## [Set problem]
Rewrite the entries from the line with "cell-line: 非承重外墙、房间隔墙（难） <box>552" up to and including the line with "grade-3-cell <box>540 384 715 475</box>", replacing "table-row" with "body-row" and keeping everything else the same. Give only those lines.

## [Supplied records]
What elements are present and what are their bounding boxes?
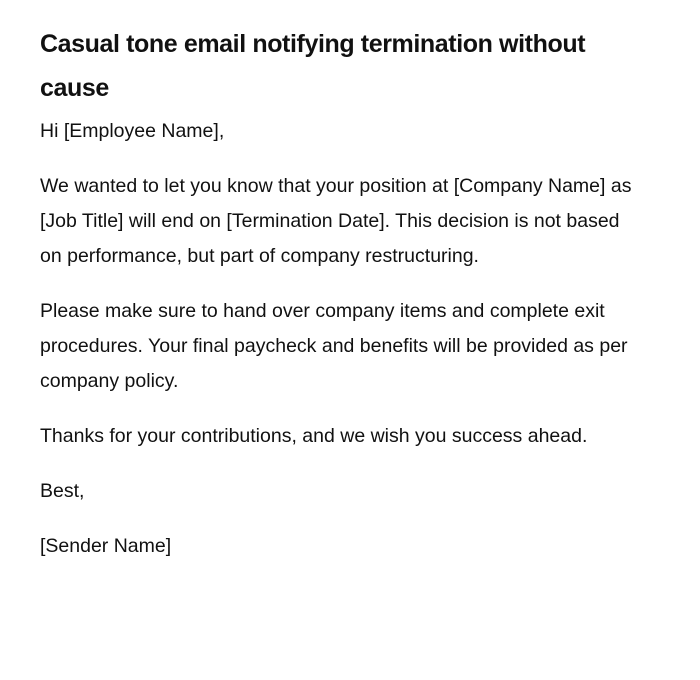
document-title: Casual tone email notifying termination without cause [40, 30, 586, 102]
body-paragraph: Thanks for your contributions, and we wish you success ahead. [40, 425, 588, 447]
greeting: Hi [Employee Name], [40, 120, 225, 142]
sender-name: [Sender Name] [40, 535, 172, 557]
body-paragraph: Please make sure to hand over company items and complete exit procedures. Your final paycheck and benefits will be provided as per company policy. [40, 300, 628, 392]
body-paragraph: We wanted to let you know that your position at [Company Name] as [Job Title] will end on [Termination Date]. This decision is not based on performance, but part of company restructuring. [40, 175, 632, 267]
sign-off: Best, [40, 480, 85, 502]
...
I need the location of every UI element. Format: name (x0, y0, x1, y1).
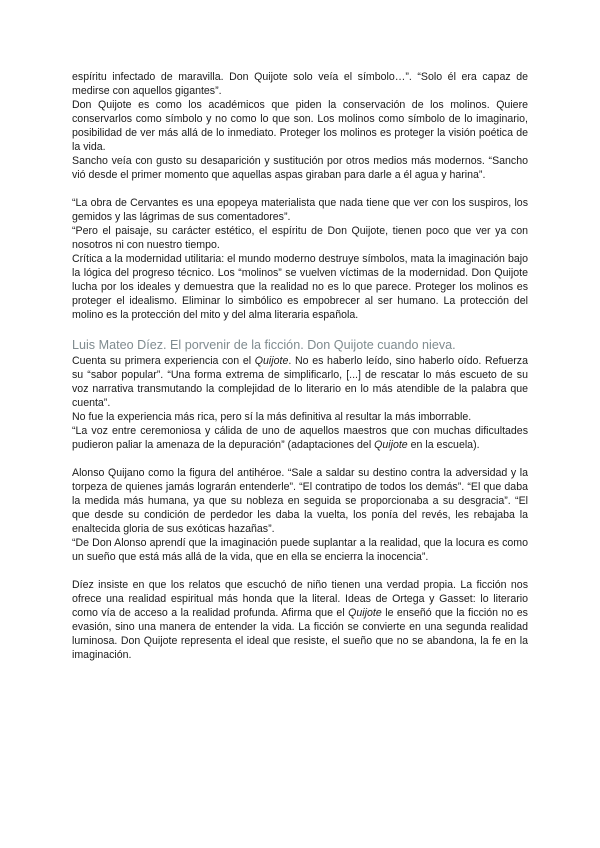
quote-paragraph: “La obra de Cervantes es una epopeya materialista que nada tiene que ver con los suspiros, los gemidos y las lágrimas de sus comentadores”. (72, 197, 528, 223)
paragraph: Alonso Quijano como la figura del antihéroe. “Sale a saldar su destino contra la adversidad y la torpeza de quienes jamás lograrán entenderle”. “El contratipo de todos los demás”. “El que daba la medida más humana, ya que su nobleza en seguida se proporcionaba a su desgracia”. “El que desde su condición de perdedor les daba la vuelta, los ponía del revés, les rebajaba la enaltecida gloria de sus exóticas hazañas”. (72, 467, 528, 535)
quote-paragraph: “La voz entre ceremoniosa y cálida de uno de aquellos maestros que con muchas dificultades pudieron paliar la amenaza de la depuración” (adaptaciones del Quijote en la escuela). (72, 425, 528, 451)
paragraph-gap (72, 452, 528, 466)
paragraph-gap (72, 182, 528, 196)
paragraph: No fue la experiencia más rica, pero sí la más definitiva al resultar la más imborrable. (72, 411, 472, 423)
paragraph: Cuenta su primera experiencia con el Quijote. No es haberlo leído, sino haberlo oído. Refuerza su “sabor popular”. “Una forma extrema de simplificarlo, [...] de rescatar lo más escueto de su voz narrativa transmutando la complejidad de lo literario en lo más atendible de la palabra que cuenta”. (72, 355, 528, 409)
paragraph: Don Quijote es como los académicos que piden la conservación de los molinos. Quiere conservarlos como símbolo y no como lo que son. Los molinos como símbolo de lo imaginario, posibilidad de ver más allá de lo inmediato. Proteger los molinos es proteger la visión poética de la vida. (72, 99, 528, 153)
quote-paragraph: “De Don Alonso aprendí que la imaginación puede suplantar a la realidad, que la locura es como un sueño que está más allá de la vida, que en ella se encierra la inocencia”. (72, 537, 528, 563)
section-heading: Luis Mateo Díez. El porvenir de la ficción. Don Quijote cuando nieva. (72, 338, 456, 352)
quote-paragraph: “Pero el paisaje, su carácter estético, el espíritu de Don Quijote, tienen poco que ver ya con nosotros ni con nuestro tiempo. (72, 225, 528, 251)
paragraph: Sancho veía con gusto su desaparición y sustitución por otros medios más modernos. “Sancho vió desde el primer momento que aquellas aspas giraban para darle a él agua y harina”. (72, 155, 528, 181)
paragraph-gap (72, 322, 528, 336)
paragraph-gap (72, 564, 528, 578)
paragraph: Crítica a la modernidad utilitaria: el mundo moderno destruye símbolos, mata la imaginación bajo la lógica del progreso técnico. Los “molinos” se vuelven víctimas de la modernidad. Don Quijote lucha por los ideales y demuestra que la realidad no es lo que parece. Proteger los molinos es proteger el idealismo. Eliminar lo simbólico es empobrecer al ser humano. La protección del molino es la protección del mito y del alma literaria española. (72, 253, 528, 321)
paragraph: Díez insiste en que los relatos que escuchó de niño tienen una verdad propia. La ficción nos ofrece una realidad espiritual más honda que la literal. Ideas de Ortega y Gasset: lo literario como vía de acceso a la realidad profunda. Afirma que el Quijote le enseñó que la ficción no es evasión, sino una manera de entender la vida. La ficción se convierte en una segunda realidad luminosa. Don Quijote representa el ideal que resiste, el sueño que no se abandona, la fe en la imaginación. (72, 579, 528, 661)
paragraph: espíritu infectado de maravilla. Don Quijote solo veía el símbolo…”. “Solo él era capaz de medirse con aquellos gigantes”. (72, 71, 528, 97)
---
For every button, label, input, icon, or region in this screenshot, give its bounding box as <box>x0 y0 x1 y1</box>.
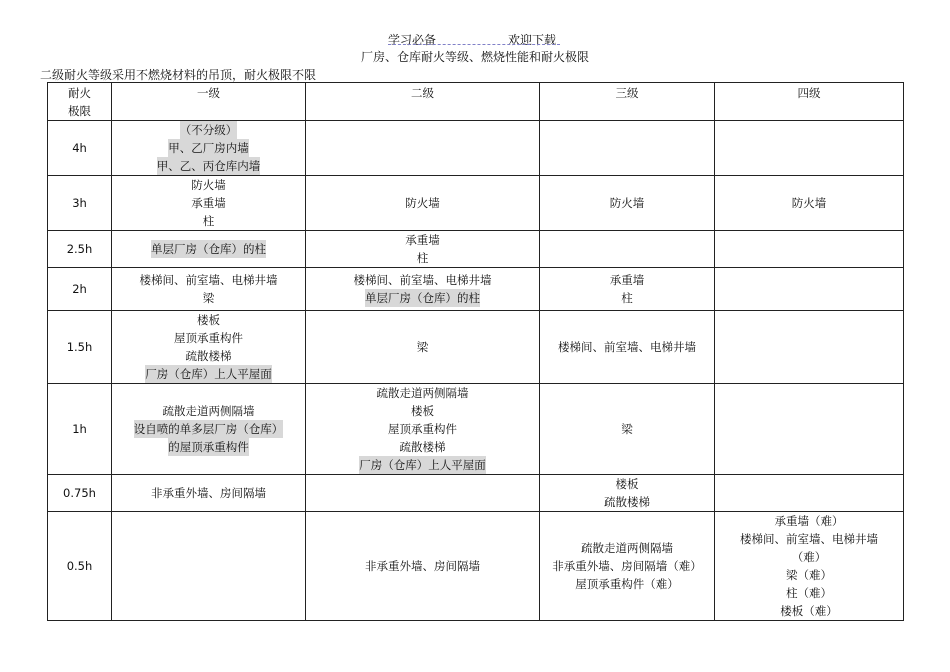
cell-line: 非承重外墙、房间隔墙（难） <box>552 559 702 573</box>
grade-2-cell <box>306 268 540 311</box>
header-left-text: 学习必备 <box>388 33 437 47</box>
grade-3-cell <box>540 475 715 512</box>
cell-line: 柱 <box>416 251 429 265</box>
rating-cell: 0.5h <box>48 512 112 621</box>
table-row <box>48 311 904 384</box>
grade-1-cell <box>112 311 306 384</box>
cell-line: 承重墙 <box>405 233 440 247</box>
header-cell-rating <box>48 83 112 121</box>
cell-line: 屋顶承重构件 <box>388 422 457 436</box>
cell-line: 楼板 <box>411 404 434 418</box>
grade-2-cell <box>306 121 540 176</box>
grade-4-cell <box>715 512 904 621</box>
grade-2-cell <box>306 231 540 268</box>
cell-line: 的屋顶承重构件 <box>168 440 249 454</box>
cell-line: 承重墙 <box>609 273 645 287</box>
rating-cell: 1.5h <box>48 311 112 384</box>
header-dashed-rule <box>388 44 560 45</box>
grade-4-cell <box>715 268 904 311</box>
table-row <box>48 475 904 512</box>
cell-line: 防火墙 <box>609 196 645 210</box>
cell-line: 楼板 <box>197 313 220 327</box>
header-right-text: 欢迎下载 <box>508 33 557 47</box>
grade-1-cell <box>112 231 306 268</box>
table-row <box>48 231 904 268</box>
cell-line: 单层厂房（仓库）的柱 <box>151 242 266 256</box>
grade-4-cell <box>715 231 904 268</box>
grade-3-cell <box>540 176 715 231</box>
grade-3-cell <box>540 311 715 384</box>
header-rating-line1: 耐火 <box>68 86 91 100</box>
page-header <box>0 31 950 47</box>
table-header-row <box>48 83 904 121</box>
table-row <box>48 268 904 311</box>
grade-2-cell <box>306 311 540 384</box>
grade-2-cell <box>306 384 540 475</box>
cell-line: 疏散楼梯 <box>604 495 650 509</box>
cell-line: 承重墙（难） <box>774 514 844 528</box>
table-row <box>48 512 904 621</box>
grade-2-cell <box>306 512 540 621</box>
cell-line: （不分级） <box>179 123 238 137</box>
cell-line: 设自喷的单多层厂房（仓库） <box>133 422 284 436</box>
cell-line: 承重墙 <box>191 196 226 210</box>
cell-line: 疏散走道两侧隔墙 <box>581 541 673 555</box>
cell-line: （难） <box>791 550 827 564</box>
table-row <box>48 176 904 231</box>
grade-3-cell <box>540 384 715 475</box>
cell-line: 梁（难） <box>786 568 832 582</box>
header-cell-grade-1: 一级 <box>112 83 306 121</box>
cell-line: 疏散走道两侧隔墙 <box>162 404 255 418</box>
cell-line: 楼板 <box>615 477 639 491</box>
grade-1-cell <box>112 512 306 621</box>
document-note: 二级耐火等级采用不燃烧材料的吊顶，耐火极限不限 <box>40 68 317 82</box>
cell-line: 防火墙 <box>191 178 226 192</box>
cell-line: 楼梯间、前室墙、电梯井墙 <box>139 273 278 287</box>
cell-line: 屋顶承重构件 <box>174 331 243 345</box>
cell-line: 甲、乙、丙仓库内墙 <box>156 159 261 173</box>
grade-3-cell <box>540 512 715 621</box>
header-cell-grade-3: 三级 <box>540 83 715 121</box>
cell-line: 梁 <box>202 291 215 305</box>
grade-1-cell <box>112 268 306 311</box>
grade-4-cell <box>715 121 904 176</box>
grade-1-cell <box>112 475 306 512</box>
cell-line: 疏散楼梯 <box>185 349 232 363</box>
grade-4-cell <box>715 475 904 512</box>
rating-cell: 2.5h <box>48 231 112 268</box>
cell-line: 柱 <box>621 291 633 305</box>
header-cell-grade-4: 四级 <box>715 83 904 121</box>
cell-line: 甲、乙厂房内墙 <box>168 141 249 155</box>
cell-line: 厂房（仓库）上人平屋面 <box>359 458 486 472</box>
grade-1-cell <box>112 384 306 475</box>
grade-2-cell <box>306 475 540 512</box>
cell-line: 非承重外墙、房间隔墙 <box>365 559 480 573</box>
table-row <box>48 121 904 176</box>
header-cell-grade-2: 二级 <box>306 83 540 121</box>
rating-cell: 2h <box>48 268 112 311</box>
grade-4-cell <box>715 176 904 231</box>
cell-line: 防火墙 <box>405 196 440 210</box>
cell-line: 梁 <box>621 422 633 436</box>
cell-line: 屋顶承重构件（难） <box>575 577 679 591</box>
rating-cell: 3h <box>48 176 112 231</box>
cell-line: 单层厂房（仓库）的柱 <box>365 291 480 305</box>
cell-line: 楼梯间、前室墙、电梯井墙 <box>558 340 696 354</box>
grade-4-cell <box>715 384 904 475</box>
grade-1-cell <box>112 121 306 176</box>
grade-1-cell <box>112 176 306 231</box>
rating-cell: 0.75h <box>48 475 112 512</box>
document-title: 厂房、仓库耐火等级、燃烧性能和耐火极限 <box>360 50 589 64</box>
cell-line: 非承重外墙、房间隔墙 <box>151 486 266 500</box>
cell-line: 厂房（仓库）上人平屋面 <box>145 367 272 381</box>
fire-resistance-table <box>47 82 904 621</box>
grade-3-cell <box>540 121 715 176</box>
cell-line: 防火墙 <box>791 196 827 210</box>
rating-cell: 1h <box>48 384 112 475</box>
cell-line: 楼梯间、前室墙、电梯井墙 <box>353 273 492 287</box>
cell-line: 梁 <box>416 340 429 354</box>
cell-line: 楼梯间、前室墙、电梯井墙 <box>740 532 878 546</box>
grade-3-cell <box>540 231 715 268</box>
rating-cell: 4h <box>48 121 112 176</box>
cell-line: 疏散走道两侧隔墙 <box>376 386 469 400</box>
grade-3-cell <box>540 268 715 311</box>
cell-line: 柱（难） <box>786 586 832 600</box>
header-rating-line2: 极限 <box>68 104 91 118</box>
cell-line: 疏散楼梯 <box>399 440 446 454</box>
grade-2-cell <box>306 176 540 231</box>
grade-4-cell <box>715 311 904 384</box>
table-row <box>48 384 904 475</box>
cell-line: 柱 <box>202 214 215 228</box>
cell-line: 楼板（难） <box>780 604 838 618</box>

## [Answer in full]
cell-line: 非承重外墙、房间隔墙（难） <box>552 559 702 573</box>
grade-2-cell <box>306 268 540 311</box>
header-left-text: 学习必备 <box>388 33 437 47</box>
grade-3-cell <box>540 475 715 512</box>
cell-line: 柱 <box>416 251 429 265</box>
rating-cell: 0.5h <box>48 512 112 621</box>
body-row <box>48 311 904 384</box>
grade-1-cell <box>112 311 306 384</box>
cell-line: 承重墙 <box>405 233 440 247</box>
header-cell-rating <box>48 83 112 121</box>
cell-line: 屋顶承重构件 <box>388 422 457 436</box>
cell-line: 楼板 <box>411 404 434 418</box>
grade-2-cell <box>306 121 540 176</box>
grade-4-cell <box>715 512 904 621</box>
grade-2-cell <box>306 231 540 268</box>
cell-line: 的屋顶承重构件 <box>168 440 249 454</box>
cell-line: 承重墙 <box>609 273 645 287</box>
rating-cell: 1.5h <box>48 311 112 384</box>
header-dashed-rule <box>388 44 560 45</box>
grade-4-cell <box>715 268 904 311</box>
body-row <box>48 475 904 512</box>
cell-line: 防火墙 <box>609 196 645 210</box>
cell-line: 楼板 <box>197 313 220 327</box>
header-right-text: 欢迎下载 <box>508 33 557 47</box>
grade-1-cell <box>112 231 306 268</box>
body-row <box>48 231 904 268</box>
cell-line: 单层厂房（仓库）的柱 <box>151 242 266 256</box>
grade-4-cell <box>715 231 904 268</box>
grade-3-cell <box>540 176 715 231</box>
grade-3-cell <box>540 311 715 384</box>
header-rating-line1: 耐火 <box>68 86 91 100</box>
page-header <box>0 31 950 47</box>
table-header-row <box>48 83 904 121</box>
body-row <box>48 268 904 311</box>
grade-2-cell <box>306 311 540 384</box>
grade-2-cell <box>306 384 540 475</box>
cell-line: 疏散楼梯 <box>604 495 650 509</box>
cell-line: 承重墙（难） <box>774 514 844 528</box>
body-row <box>48 512 904 621</box>
grade-2-cell <box>306 512 540 621</box>
cell-line: （不分级） <box>179 123 238 137</box>
cell-line: 设自喷的单多层厂房（仓库） <box>133 422 284 436</box>
cell-line: 承重墙 <box>191 196 226 210</box>
cell-line: 疏散走道两侧隔墙 <box>581 541 673 555</box>
cell-line: （难） <box>791 550 827 564</box>
body-row <box>48 176 904 231</box>
grade-3-cell <box>540 384 715 475</box>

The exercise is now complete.